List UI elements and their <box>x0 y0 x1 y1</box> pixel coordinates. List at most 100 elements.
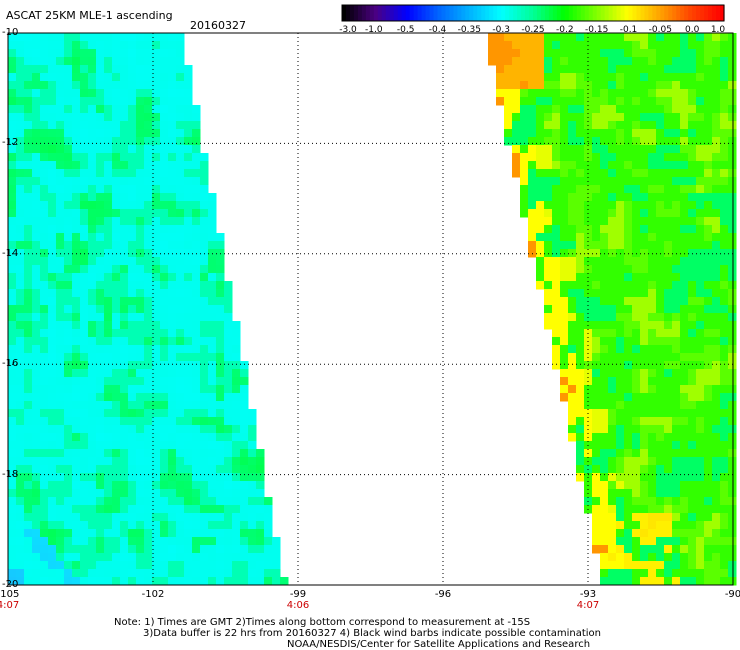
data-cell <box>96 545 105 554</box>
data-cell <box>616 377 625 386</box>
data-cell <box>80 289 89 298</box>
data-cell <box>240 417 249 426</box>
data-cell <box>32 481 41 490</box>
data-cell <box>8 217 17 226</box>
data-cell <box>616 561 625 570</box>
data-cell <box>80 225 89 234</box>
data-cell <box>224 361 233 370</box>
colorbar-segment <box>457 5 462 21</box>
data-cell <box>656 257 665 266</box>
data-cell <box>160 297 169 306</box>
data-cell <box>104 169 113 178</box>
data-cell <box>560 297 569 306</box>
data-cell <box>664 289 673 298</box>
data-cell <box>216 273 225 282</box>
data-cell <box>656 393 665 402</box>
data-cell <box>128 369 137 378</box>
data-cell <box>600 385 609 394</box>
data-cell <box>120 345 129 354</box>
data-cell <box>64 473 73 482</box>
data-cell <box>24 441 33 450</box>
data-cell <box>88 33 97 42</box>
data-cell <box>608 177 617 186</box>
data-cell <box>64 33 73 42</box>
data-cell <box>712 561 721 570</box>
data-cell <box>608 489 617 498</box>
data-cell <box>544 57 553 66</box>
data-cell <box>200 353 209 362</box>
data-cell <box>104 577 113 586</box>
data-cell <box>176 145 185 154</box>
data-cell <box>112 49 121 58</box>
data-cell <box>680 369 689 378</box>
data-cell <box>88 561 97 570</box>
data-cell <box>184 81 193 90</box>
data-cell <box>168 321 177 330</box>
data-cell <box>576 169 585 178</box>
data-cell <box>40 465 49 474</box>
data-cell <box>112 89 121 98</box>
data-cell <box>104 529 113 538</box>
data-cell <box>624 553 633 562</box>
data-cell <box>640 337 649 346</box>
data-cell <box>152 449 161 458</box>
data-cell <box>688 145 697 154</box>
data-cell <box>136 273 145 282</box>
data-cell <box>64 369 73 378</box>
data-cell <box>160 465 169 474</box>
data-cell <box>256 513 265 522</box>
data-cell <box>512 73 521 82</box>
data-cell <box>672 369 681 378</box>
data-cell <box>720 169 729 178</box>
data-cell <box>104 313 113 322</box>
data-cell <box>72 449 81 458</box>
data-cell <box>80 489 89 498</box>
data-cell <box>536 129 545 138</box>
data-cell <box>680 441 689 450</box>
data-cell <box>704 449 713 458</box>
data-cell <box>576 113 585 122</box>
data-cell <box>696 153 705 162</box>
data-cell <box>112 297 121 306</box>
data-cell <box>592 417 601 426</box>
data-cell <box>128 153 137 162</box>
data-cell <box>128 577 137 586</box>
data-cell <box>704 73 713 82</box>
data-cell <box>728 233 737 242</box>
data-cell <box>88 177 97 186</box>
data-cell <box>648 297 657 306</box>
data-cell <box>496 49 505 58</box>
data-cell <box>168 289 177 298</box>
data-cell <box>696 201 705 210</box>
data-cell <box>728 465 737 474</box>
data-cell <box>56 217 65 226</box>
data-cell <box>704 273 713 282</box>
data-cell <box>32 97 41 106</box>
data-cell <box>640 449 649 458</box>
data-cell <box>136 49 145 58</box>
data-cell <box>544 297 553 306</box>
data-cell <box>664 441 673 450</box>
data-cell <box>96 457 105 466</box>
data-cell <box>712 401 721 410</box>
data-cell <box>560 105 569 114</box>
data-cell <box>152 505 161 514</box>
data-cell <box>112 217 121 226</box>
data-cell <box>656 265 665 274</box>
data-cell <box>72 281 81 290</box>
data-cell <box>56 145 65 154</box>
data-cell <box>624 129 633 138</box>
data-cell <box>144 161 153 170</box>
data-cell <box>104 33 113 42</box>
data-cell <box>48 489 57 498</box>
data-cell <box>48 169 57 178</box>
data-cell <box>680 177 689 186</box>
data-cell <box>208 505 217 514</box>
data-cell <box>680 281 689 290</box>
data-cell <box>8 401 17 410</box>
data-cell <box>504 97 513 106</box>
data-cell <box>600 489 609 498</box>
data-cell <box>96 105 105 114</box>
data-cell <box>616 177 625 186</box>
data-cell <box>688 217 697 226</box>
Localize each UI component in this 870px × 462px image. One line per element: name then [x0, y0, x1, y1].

++++

> **TASK DETAILS**
Could you return every line of the data above, unchanged, from the line containing "data-cell <box>96 545 105 554</box>" down to the line containing "data-cell <box>616 561 625 570</box>", with both of those lines included?

> **EXPECTED OUTPUT**
data-cell <box>96 545 105 554</box>
data-cell <box>616 377 625 386</box>
data-cell <box>80 289 89 298</box>
data-cell <box>240 417 249 426</box>
data-cell <box>32 481 41 490</box>
data-cell <box>8 217 17 226</box>
data-cell <box>616 561 625 570</box>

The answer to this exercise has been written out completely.